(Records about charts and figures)

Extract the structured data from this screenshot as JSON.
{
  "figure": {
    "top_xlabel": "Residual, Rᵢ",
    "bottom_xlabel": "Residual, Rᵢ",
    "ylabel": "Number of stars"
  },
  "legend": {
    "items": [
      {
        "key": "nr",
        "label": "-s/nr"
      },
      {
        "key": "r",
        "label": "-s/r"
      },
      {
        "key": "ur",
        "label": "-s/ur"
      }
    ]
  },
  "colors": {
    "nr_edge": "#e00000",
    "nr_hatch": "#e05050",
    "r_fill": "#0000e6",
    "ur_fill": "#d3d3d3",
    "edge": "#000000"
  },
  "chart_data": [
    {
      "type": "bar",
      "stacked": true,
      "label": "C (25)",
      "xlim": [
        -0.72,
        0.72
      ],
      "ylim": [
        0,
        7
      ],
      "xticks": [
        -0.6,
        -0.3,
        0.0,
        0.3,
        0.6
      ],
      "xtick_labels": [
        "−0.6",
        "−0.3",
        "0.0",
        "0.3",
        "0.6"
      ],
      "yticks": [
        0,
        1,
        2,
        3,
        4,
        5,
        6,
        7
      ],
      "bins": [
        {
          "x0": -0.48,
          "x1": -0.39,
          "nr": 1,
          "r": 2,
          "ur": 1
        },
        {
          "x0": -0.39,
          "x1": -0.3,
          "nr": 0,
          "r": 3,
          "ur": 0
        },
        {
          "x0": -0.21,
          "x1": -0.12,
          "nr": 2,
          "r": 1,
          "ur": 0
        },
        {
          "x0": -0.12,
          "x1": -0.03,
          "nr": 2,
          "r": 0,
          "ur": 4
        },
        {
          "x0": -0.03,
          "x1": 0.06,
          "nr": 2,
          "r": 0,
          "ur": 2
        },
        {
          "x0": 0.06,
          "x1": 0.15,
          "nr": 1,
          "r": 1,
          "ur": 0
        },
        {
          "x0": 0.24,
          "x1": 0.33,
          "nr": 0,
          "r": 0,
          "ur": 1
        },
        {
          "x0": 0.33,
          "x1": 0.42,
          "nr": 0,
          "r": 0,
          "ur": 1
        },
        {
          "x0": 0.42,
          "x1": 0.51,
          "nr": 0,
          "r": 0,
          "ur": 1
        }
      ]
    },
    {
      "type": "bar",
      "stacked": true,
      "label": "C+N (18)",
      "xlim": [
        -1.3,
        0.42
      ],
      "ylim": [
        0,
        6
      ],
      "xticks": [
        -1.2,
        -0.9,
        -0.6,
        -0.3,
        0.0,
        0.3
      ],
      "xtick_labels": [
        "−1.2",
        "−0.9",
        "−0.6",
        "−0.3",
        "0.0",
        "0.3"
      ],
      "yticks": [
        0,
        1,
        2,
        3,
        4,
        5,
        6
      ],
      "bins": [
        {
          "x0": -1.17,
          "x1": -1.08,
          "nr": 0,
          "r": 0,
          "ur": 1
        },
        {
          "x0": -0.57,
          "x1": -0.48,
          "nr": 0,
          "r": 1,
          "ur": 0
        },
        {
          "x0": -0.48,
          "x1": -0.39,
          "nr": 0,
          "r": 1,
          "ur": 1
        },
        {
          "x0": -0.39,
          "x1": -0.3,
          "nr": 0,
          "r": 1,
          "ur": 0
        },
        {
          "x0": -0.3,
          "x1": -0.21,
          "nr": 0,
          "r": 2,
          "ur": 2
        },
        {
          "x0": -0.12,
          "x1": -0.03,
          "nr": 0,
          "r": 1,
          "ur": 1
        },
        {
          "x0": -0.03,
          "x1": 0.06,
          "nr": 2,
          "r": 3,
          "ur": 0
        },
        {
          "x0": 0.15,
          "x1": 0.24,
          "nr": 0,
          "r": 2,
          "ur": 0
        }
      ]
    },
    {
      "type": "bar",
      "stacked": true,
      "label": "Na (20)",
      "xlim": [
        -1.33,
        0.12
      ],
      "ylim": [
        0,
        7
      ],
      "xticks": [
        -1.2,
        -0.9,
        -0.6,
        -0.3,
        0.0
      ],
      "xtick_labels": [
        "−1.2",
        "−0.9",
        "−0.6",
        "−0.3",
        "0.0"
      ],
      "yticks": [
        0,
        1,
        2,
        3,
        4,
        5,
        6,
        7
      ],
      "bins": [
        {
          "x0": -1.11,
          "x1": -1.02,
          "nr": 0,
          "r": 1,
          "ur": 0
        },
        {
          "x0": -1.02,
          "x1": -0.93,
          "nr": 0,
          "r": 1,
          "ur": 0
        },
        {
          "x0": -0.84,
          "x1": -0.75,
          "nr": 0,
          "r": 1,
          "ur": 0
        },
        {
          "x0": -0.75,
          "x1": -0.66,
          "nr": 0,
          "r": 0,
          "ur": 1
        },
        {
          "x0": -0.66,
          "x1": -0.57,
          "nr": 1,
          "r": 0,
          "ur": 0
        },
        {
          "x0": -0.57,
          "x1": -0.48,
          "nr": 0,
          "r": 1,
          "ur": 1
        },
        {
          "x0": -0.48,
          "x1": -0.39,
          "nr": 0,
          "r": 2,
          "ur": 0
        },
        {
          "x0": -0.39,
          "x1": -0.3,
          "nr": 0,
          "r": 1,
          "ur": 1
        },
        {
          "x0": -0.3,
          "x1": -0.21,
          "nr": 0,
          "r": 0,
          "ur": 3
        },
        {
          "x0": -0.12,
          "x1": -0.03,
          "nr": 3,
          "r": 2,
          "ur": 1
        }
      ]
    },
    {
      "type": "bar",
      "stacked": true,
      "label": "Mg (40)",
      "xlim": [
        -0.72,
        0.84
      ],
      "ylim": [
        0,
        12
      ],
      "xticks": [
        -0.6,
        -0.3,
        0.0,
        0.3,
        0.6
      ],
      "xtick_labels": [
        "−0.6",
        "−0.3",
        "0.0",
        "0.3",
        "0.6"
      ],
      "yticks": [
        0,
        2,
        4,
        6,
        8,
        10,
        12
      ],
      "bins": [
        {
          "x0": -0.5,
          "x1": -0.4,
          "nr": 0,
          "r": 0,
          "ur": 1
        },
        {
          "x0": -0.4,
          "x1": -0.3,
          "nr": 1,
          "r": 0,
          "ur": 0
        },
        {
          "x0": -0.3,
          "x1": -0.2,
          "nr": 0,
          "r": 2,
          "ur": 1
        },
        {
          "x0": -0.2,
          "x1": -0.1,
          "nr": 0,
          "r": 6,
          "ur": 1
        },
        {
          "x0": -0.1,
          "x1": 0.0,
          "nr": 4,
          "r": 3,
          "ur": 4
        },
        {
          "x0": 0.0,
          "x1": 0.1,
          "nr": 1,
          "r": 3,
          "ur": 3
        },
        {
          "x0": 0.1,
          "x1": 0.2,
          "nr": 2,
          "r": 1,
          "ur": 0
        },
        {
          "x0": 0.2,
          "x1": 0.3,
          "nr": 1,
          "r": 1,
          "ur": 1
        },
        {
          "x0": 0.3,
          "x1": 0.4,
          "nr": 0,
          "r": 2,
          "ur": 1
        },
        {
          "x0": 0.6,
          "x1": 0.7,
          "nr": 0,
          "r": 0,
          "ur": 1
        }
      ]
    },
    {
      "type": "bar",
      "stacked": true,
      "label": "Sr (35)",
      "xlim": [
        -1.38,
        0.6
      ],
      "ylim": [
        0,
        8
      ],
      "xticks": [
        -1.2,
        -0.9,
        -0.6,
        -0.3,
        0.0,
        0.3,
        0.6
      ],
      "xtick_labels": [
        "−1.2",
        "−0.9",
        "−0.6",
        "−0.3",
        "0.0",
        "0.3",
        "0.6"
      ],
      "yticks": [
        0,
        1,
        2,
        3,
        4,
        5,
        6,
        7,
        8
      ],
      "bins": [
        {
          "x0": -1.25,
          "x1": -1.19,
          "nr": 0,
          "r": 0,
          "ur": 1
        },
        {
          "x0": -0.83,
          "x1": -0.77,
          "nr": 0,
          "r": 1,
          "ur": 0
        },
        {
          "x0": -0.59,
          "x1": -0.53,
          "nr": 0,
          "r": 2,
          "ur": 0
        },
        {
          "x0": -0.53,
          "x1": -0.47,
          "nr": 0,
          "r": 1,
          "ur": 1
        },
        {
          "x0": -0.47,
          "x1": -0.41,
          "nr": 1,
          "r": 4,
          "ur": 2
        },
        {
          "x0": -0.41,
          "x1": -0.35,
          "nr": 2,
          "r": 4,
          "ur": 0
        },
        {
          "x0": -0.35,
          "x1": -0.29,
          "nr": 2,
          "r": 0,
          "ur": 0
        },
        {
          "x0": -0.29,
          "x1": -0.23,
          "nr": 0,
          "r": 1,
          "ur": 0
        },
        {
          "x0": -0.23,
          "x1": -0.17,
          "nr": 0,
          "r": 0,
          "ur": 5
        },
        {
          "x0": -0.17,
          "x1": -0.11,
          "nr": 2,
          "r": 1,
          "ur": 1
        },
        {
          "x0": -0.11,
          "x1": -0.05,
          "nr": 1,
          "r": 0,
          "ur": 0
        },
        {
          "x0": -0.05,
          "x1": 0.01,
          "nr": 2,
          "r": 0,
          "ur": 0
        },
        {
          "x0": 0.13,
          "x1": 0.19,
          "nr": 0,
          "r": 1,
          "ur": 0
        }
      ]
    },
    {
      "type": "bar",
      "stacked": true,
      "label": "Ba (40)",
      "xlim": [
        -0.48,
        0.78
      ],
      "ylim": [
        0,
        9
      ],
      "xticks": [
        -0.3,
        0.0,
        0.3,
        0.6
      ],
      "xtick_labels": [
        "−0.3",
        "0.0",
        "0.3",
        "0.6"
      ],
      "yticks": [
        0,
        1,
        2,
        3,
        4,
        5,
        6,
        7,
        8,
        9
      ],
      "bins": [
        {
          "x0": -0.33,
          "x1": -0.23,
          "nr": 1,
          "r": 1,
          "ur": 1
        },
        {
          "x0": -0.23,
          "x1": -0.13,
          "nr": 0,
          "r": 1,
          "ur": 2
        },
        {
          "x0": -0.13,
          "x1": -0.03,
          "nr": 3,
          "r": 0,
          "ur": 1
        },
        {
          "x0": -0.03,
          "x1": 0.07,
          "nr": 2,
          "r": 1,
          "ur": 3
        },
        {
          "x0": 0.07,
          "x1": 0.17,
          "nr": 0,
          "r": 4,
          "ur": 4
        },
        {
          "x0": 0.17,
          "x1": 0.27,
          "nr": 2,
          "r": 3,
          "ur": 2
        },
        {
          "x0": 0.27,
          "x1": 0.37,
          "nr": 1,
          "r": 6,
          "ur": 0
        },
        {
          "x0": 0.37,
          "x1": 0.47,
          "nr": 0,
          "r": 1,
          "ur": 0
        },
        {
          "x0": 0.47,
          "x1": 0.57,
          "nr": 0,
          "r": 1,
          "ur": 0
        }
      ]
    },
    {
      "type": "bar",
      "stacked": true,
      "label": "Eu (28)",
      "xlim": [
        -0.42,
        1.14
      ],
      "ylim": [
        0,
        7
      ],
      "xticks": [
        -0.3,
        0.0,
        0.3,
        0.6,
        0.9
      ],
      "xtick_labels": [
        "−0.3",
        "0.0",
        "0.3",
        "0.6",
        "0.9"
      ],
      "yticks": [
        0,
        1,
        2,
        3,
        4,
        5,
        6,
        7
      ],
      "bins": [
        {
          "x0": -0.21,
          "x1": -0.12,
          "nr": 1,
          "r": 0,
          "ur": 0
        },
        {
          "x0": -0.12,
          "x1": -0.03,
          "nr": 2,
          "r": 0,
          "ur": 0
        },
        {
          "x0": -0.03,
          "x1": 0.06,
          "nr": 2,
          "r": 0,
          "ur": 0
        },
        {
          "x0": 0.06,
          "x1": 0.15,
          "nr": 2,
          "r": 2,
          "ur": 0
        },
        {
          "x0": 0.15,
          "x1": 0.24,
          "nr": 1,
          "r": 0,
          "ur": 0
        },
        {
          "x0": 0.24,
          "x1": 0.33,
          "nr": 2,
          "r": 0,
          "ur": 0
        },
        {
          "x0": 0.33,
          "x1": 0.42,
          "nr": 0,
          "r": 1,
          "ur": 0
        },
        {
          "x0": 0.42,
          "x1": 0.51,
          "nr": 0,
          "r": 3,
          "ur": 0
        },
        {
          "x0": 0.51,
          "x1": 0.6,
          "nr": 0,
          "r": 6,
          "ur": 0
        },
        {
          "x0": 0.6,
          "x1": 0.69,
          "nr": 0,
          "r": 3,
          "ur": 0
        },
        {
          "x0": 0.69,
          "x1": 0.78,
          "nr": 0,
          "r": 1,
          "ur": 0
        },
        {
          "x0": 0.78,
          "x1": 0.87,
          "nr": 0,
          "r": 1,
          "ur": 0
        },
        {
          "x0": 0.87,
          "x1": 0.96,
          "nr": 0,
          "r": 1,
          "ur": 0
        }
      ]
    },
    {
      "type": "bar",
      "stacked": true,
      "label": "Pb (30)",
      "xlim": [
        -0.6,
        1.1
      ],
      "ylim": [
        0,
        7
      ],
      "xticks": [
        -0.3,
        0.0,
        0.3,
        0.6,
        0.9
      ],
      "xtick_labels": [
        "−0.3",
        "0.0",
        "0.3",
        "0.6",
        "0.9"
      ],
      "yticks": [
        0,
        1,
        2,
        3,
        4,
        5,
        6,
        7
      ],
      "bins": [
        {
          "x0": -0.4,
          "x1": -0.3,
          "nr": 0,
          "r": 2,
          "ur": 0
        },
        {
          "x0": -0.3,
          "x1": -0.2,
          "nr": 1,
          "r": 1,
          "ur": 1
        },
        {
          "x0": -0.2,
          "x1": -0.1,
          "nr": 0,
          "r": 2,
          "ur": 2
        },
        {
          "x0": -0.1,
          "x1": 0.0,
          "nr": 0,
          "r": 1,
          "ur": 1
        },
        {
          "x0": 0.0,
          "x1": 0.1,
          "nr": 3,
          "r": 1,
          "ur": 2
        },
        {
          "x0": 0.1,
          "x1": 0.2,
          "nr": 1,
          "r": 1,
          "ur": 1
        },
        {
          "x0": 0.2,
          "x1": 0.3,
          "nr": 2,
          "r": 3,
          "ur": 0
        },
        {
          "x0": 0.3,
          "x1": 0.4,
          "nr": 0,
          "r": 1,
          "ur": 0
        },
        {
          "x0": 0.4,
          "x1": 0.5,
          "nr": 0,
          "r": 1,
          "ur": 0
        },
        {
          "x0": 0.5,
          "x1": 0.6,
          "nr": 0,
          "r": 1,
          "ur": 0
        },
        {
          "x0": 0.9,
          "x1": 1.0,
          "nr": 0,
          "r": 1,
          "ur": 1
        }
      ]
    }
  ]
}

(Aim of the exercise)
Gather each line of the listing that holds the string "Residual".

(The answer)
    "top_xlabel": "Residual, Rᵢ",
    "bottom_xlabel": "Residual, Rᵢ",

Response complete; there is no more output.